## begin Records to use

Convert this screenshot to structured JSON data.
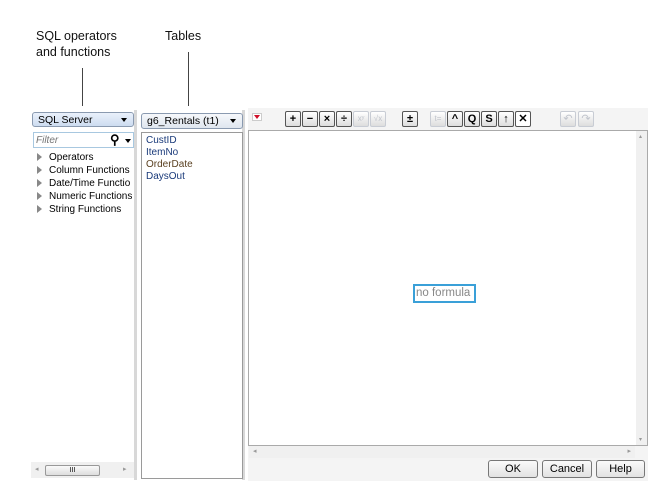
{
  "annotations": {
    "sql_label_line1": "SQL operators",
    "sql_label_line2": "and functions",
    "tables_label": "Tables"
  },
  "left_panel": {
    "dialect": "SQL Server",
    "filter_placeholder": "Filter",
    "tree": [
      {
        "label": "Operators"
      },
      {
        "label": "Column Functions"
      },
      {
        "label": "Date/Time Functio"
      },
      {
        "label": "Numeric Functions"
      },
      {
        "label": "String Functions"
      }
    ],
    "hscroll_thumb": "III"
  },
  "tables_panel": {
    "table": "g6_Rentals (t1)",
    "columns": [
      "CustID",
      "ItemNo",
      "OrderDate",
      "DaysOut"
    ]
  },
  "toolbar": {
    "buttons": [
      {
        "name": "add",
        "glyph": "+",
        "enabled": true
      },
      {
        "name": "subtract",
        "glyph": "−",
        "enabled": true
      },
      {
        "name": "multiply",
        "glyph": "×",
        "enabled": true
      },
      {
        "name": "divide",
        "glyph": "÷",
        "enabled": true
      },
      {
        "name": "power",
        "glyph": "xʸ",
        "enabled": false
      },
      {
        "name": "root",
        "glyph": "√x",
        "enabled": false
      },
      {
        "name": "negate",
        "glyph": "±",
        "enabled": true
      },
      {
        "name": "list",
        "glyph": "t=",
        "enabled": false
      },
      {
        "name": "raise",
        "glyph": "^",
        "enabled": true
      },
      {
        "name": "peel",
        "glyph": "Q",
        "enabled": true
      },
      {
        "name": "swap",
        "glyph": "S",
        "enabled": true
      },
      {
        "name": "unthrow",
        "glyph": "↑",
        "enabled": true
      },
      {
        "name": "delete",
        "glyph": "✕",
        "enabled": true
      },
      {
        "name": "undo",
        "glyph": "↶",
        "enabled": false
      },
      {
        "name": "redo",
        "glyph": "↷",
        "enabled": false
      }
    ]
  },
  "editor": {
    "placeholder": "no formula"
  },
  "buttons": {
    "ok": "OK",
    "cancel": "Cancel",
    "help": "Help"
  },
  "colors": {
    "accent": "#3aa0d8",
    "disabled": "#c0c4cc",
    "dropdown_red": "#d0102a"
  }
}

## end Records to use

# Given problem
Every entry above needs to be retyped exactly; drop the pictures.

# Finished answer
Convert this screenshot to structured JSON data.
{
  "annotations": {
    "sql_label_line1": "SQL operators",
    "sql_label_line2": "and functions",
    "tables_label": "Tables"
  },
  "left_panel": {
    "dialect": "SQL Server",
    "filter_placeholder": "Filter",
    "tree": [
      {
        "label": "Operators"
      },
      {
        "label": "Column Functions"
      },
      {
        "label": "Date/Time Functio"
      },
      {
        "label": "Numeric Functions"
      },
      {
        "label": "String Functions"
      }
    ],
    "hscroll_thumb": "III"
  },
  "tables_panel": {
    "table": "g6_Rentals (t1)",
    "columns": [
      "CustID",
      "ItemNo",
      "OrderDate",
      "DaysOut"
    ]
  },
  "toolbar": {
    "buttons": [
      {
        "name": "add",
        "glyph": "+",
        "enabled": true
      },
      {
        "name": "subtract",
        "glyph": "−",
        "enabled": true
      },
      {
        "name": "multiply",
        "glyph": "×",
        "enabled": true
      },
      {
        "name": "divide",
        "glyph": "÷",
        "enabled": true
      },
      {
        "name": "power",
        "glyph": "xʸ",
        "enabled": false
      },
      {
        "name": "root",
        "glyph": "√x",
        "enabled": false
      },
      {
        "name": "negate",
        "glyph": "±",
        "enabled": true
      },
      {
        "name": "list",
        "glyph": "t=",
        "enabled": false
      },
      {
        "name": "raise",
        "glyph": "^",
        "enabled": true
      },
      {
        "name": "peel",
        "glyph": "Q",
        "enabled": true
      },
      {
        "name": "swap",
        "glyph": "S",
        "enabled": true
      },
      {
        "name": "unthrow",
        "glyph": "↑",
        "enabled": true
      },
      {
        "name": "delete",
        "glyph": "✕",
        "enabled": true
      },
      {
        "name": "undo",
        "glyph": "↶",
        "enabled": false
      },
      {
        "name": "redo",
        "glyph": "↷",
        "enabled": false
      }
    ]
  },
  "editor": {
    "placeholder": "no formula"
  },
  "buttons": {
    "ok": "OK",
    "cancel": "Cancel",
    "help": "Help"
  },
  "colors": {
    "accent": "#3aa0d8",
    "disabled": "#c0c4cc",
    "dropdown_red": "#d0102a"
  }
}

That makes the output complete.